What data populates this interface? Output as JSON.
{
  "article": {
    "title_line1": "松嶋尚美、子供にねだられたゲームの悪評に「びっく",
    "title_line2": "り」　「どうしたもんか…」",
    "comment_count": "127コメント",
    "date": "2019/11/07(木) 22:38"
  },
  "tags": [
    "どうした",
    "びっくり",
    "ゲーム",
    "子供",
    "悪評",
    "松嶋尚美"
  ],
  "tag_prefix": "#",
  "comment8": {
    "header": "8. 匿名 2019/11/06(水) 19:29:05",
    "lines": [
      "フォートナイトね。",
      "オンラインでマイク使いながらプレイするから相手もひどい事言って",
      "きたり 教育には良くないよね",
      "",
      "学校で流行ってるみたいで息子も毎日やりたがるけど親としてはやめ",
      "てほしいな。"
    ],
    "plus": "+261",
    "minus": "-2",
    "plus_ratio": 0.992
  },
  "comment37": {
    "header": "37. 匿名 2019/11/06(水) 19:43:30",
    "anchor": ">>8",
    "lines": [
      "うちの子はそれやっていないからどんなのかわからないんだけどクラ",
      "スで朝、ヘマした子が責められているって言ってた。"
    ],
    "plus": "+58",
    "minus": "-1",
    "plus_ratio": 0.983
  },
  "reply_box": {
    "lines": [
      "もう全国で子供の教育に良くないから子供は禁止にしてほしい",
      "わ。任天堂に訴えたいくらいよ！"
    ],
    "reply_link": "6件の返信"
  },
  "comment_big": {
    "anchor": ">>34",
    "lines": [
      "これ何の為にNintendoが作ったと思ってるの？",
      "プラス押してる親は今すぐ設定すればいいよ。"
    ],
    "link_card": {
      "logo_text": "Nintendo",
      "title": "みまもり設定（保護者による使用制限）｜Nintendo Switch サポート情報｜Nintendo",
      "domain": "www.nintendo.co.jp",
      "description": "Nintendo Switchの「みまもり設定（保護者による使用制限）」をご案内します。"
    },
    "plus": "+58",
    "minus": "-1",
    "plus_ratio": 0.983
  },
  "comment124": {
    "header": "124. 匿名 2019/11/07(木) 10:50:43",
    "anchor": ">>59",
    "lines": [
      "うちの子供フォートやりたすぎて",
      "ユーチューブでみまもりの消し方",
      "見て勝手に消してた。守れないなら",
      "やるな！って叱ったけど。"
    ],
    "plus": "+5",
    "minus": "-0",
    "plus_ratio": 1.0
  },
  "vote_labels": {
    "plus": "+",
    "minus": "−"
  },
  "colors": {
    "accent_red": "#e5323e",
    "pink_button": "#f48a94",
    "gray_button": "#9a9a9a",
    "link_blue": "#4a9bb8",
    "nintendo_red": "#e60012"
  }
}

====

▶ Stated problem:
Copy every line that includes the string "みまもり設定" from the material above.

▶ Solution to the problem:
      "title": "みまもり設定（保護者による使用制限）｜Nintendo Switch サポート情報｜Nintendo",
      "description": "Nintendo Switchの「みまもり設定（保護者による使用制限）」をご案内します。"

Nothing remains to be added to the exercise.